Given exercise. Separate out the lines that hold "user".

Input data.
[Start]

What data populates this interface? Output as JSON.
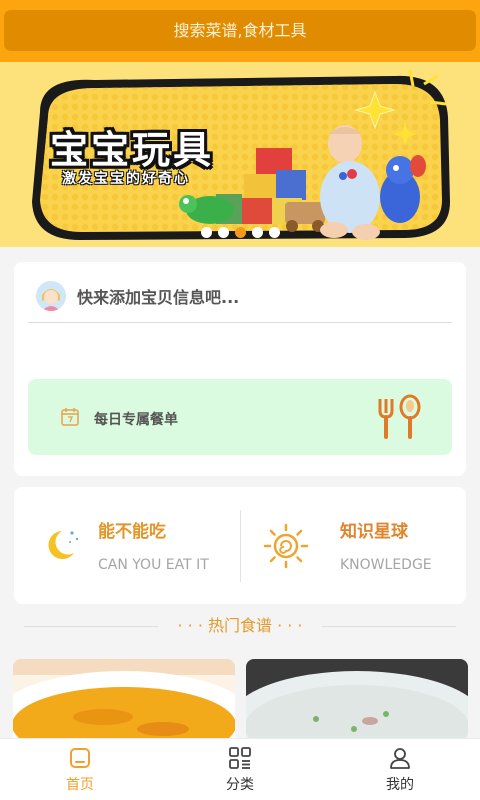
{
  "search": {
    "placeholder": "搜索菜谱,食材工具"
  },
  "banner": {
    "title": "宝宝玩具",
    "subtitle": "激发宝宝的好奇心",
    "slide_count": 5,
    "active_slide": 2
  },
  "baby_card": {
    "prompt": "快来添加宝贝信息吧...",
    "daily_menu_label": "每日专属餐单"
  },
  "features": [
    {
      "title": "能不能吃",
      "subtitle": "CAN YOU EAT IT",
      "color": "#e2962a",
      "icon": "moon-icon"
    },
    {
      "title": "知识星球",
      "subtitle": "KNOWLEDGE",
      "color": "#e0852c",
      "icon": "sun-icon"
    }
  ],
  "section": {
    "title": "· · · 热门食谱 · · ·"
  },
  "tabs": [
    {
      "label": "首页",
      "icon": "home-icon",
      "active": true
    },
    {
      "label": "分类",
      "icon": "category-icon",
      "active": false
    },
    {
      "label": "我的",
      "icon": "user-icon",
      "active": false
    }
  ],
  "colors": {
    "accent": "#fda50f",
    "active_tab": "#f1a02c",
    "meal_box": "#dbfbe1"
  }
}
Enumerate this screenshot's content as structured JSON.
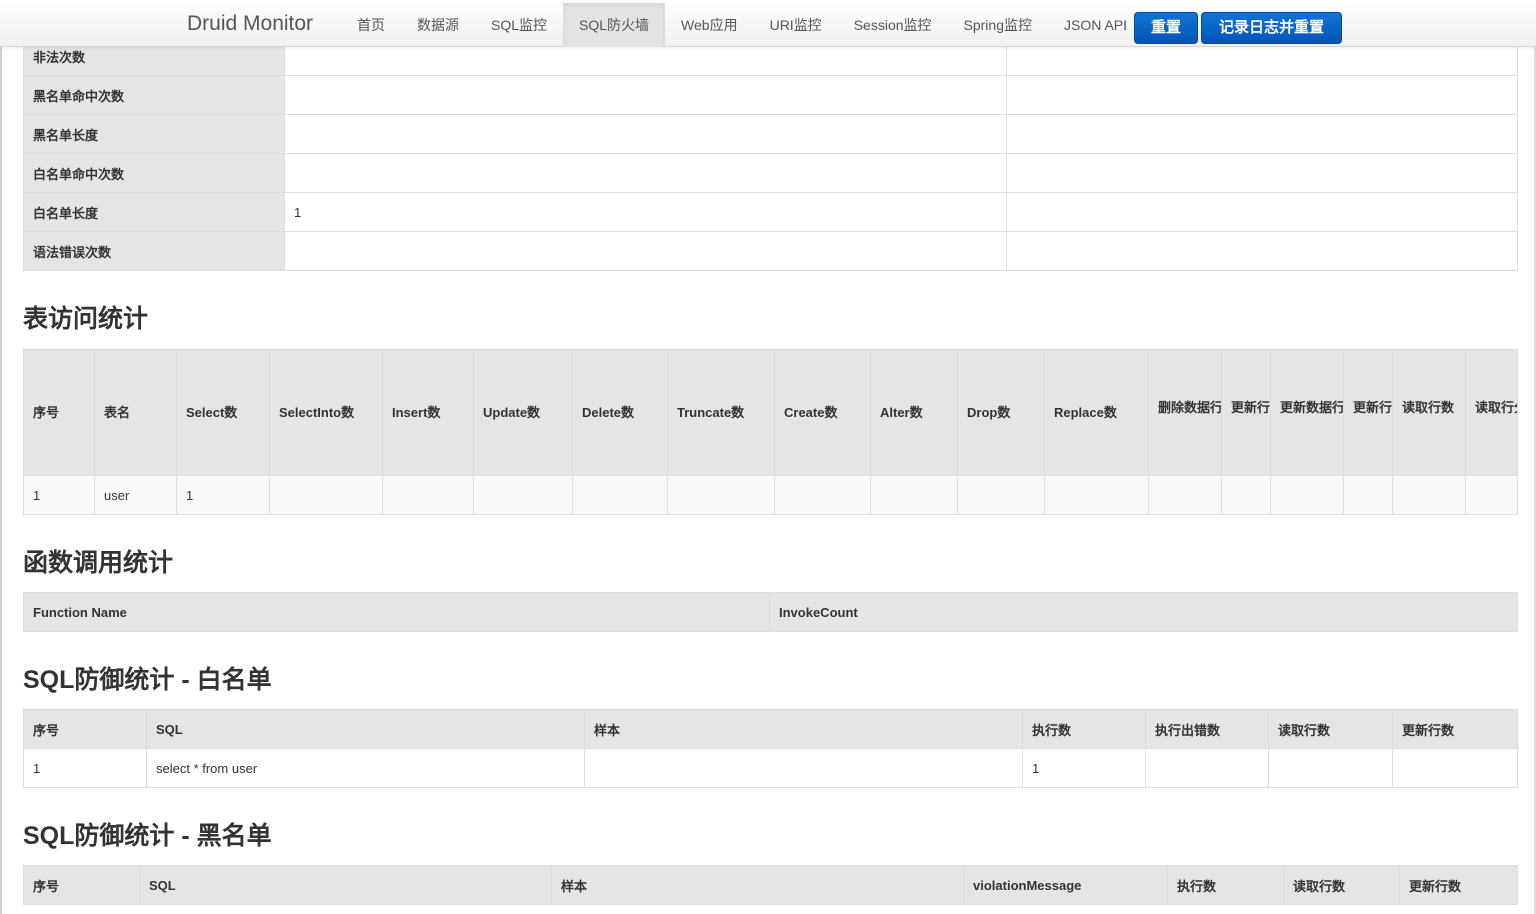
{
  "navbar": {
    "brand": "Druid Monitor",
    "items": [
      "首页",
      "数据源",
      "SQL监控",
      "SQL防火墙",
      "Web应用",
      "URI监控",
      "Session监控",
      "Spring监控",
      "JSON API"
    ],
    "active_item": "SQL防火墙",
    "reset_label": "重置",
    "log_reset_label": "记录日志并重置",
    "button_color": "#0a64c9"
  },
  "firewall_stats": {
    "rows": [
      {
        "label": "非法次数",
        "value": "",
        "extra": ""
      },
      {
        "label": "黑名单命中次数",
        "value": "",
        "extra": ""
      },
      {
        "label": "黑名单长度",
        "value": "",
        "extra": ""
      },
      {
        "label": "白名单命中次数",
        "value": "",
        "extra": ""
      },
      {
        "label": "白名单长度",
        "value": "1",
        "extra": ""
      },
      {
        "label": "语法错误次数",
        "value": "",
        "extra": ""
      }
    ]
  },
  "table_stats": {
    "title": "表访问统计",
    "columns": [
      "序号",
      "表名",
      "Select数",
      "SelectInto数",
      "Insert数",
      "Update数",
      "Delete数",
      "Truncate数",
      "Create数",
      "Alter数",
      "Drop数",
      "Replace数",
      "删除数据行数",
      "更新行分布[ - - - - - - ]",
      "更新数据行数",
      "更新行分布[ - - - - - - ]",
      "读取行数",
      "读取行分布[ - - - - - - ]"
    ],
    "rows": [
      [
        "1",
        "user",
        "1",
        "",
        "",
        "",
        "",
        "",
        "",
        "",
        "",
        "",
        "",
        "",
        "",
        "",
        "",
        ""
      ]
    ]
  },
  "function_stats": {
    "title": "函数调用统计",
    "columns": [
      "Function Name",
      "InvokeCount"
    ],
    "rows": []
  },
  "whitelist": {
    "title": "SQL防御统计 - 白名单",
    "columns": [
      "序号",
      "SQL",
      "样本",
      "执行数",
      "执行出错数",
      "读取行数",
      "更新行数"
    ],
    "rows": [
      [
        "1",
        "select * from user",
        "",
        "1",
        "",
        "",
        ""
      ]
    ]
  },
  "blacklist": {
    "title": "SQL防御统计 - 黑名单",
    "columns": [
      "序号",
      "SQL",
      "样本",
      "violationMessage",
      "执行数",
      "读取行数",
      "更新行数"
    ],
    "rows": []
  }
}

[End]
[Start]

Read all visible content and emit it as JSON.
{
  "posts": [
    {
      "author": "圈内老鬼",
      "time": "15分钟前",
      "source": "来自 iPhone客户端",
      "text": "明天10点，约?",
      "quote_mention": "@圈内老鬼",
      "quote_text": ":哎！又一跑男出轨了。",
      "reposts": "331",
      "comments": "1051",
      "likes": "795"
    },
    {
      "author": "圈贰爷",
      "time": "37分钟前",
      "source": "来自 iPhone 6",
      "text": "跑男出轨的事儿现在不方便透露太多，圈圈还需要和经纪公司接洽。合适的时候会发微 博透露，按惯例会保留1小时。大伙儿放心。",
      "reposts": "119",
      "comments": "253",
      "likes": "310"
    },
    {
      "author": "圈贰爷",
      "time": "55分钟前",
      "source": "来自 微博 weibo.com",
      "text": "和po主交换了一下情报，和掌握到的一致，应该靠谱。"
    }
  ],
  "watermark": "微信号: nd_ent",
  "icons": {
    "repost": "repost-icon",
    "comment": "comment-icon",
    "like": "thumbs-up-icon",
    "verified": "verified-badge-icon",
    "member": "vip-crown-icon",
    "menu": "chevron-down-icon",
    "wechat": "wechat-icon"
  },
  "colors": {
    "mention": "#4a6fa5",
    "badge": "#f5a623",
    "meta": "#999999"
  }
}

[End]

Finished exercise.
      "icon": "user-icon",
        "user",
        "select * from user",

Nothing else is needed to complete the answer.